| DATA |
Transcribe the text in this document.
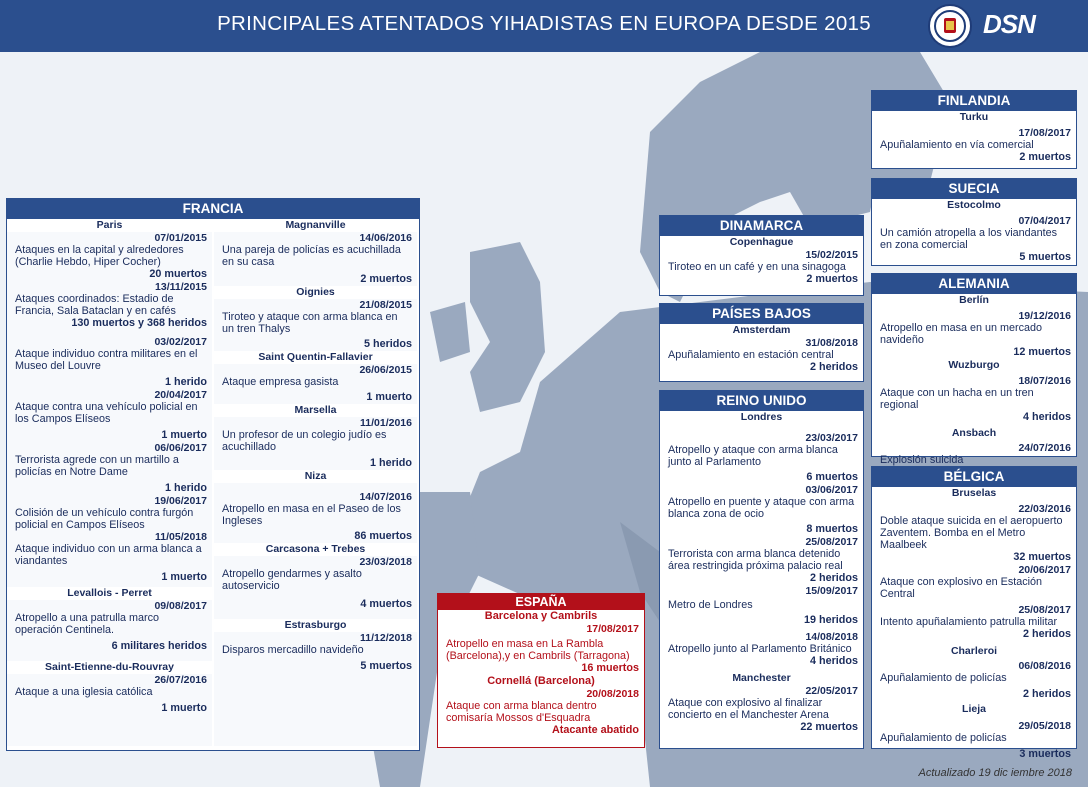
PRINCIPALES ATENTADOS YIHADISTAS EN EUROPA DESDE 2015	DSN
FRANCIA
Paris
07/01/2015
Ataques en la capital y alrededores (Charlie Hebdo, Hiper Cocher)
20 muertos
13/11/2015
Ataques coordinados: Estadio de Francia, Sala Bataclan y en cafés
130 muertos y 368 heridos
03/02/2017
Ataque individuo contra militares en el Museo del Louvre
1 herido
20/04/2017
Ataque contra una vehículo policial en los Campos Elíseos
1 muerto
06/06/2017
Terrorista agrede con un martillo a policías en Notre Dame
1 herido
19/06/2017
Colisión de un vehículo contra furgón policial en Campos Elíseos
11/05/2018
Ataque individuo con un arma blanca a viandantes
1 muerto
Levallois - Perret
09/08/2017
Atropello a una patrulla marco operación Centinela.
6 militares heridos
Saint-Etienne-du-Rouvray
26/07/2016
Ataque a una iglesia católica
1 muerto
Magnanville
14/06/2016
Una pareja de policías es acuchillada en su casa
2 muertos
Oignies
21/08/2015
Tiroteo y ataque con arma blanca en un tren Thalys
5 heridos
Saint Quentin-Fallavier
26/06/2015
Ataque empresa gasista
1 muerto
Marsella
11/01/2016
Un profesor de un colegio judío es acuchillado
1 herido
Niza
14/07/2016
Atropello en masa en el Paseo de los Ingleses
86 muertos
Carcasona + Trebes
23/03/2018
Atropello gendarmes y asalto autoservicio
4 muertos
Estrasburgo
11/12/2018
Disparos mercadillo navideño
5 muertos
ESPAÑA
Barcelona y Cambrils
17/08/2017
Atropello en masa en La Rambla (Barcelona),y en Cambrils (Tarragona)
16 muertos
Cornellá (Barcelona)
20/08/2018
Ataque con arma blanca dentro comisaría Mossos d'Esquadra
Atacante abatido
DINAMARCA
Copenhague
15/02/2015
Tiroteo en un café y en una sinagoga
2 muertos
PAÍSES BAJOS
Amsterdam
31/08/2018
Apuñalamiento en estación central
2 heridos
REINO UNIDO
Londres
23/03/2017
Atropello y ataque con arma blanca junto al Parlamento
6 muertos
03/06/2017
Atropello en puente y ataque con arma blanca zona de ocio
8 muertos
25/08/2017
Terrorista con arma blanca detenido área restringida próxima palacio real
2 heridos
15/09/2017
Metro de Londres
19 heridos
14/08/2018
Atropello junto al Parlamento Británico
4 heridos
Manchester
22/05/2017
Ataque con explosivo al finalizar concierto en el Manchester Arena
22 muertos
FINLANDIA
Turku
17/08/2017
Apuñalamiento en vía comercial
2 muertos
SUECIA
Estocolmo
07/04/2017
Un camión atropella a los viandantes en zona comercial
5 muertos
ALEMANIA
Berlín
19/12/2016
Atropello en masa en un mercado navideño
12 muertos
Wuzburgo
18/07/2016
Ataque con un hacha en un tren regional
4 heridos
Ansbach
24/07/2016
Explosión suicida
BÉLGICA
Bruselas
22/03/2016
Doble ataque suicida en el aeropuerto Zaventem. Bomba en el Metro Maalbeek
32 muertos
20/06/2017
Ataque con explosivo en Estación Central
25/08/2017
Intento apuñalamiento patrulla militar
2 heridos
Charleroi
06/08/2016
Apuñalamiento de policías
2 heridos
Lieja
29/05/2018
Apuñalamiento de policías
3 muertos
Actualizado 19 dic iembre 2018
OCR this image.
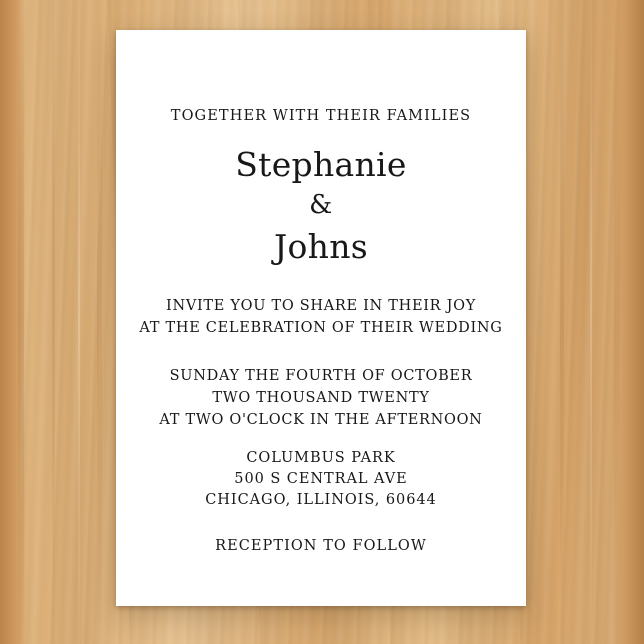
TOGETHER WITH THEIR FAMILIES
Stephanie
&
Johns
INVITE YOU TO SHARE IN THEIR JOY
AT THE CELEBRATION OF THEIR WEDDING
SUNDAY THE FOURTH OF OCTOBER
TWO THOUSAND TWENTY
AT TWO O'CLOCK IN THE AFTERNOON
COLUMBUS PARK
500 S CENTRAL AVE
CHICAGO, ILLINOIS, 60644
RECEPTION TO FOLLOW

| EXERCISE OBJECTIVE |
Write out all the entries exactly, except for the pictures.

| THE RESULT |
Transcribe the text in this document.
PRINCIPALES ATENTADOS YIHADISTAS EN EUROPA DESDE 2015	DSN
FRANCIA
Paris
07/01/2015
Ataques en la capital y alrededores (Charlie Hebdo, Hiper Cocher)
20 muertos
13/11/2015
Ataques coordinados: Estadio de Francia, Sala Bataclan y en cafés
130 muertos y 368 heridos
03/02/2017
Ataque individuo contra militares en el Museo del Louvre
1 herido
20/04/2017
Ataque contra una vehículo policial en los Campos Elíseos
1 muerto
06/06/2017
Terrorista agrede con un martillo a policías en Notre Dame
1 herido
19/06/2017
Colisión de un vehículo contra furgón policial en Campos Elíseos
11/05/2018
Ataque individuo con un arma blanca a viandantes
1 muerto
Levallois - Perret
09/08/2017
Atropello a una patrulla marco operación Centinela.
6 militares heridos
Saint-Etienne-du-Rouvray
26/07/2016
Ataque a una iglesia católica
1 muerto
Magnanville
14/06/2016
Una pareja de policías es acuchillada en su casa
2 muertos
Oignies
21/08/2015
Tiroteo y ataque con arma blanca en un tren Thalys
5 heridos
Saint Quentin-Fallavier
26/06/2015
Ataque empresa gasista
1 muerto
Marsella
11/01/2016
Un profesor de un colegio judío es acuchillado
1 herido
Niza
14/07/2016
Atropello en masa en el Paseo de los Ingleses
86 muertos
Carcasona + Trebes
23/03/2018
Atropello gendarmes y asalto autoservicio
4 muertos
Estrasburgo
11/12/2018
Disparos mercadillo navideño
5 muertos
ESPAÑA
Barcelona y Cambrils
17/08/2017
Atropello en masa en La Rambla (Barcelona),y en Cambrils (Tarragona)
16 muertos
Cornellá (Barcelona)
20/08/2018
Ataque con arma blanca dentro comisaría Mossos d'Esquadra
Atacante abatido
DINAMARCA
Copenhague
15/02/2015
Tiroteo en un café y en una sinagoga
2 muertos
PAÍSES BAJOS
Amsterdam
31/08/2018
Apuñalamiento en estación central
2 heridos
REINO UNIDO
Londres
23/03/2017
Atropello y ataque con arma blanca junto al Parlamento
6 muertos
03/06/2017
Atropello en puente y ataque con arma blanca zona de ocio
8 muertos
25/08/2017
Terrorista con arma blanca detenido área restringida próxima palacio real
2 heridos
15/09/2017
Metro de Londres
19 heridos
14/08/2018
Atropello junto al Parlamento Británico
4 heridos
Manchester
22/05/2017
Ataque con explosivo al finalizar concierto en el Manchester Arena
22 muertos
FINLANDIA
Turku
17/08/2017
Apuñalamiento en vía comercial
2 muertos
SUECIA
Estocolmo
07/04/2017
Un camión atropella a los viandantes en zona comercial
5 muertos
ALEMANIA
Berlín
19/12/2016
Atropello en masa en un mercado navideño
12 muertos
Wuzburgo
18/07/2016
Ataque con un hacha en un tren regional
4 heridos
Ansbach
24/07/2016
Explosión suicida
BÉLGICA
Bruselas
22/03/2016
Doble ataque suicida en el aeropuerto Zaventem. Bomba en el Metro Maalbeek
32 muertos
20/06/2017
Ataque con explosivo en Estación Central
25/08/2017
Intento apuñalamiento patrulla militar
2 heridos
Charleroi
06/08/2016
Apuñalamiento de policías
2 heridos
Lieja
29/05/2018
Apuñalamiento de policías
3 muertos
Actualizado 19 dic iembre 2018
OCR this image.
TOGETHER WITH THEIR FAMILIES
Stephanie
&
Johns
INVITE YOU TO SHARE IN THEIR JOY
AT THE CELEBRATION OF THEIR WEDDING
SUNDAY THE FOURTH OF OCTOBER
TWO THOUSAND TWENTY
AT TWO O'CLOCK IN THE AFTERNOON
COLUMBUS PARK
500 S CENTRAL AVE
CHICAGO, ILLINOIS, 60644
RECEPTION TO FOLLOW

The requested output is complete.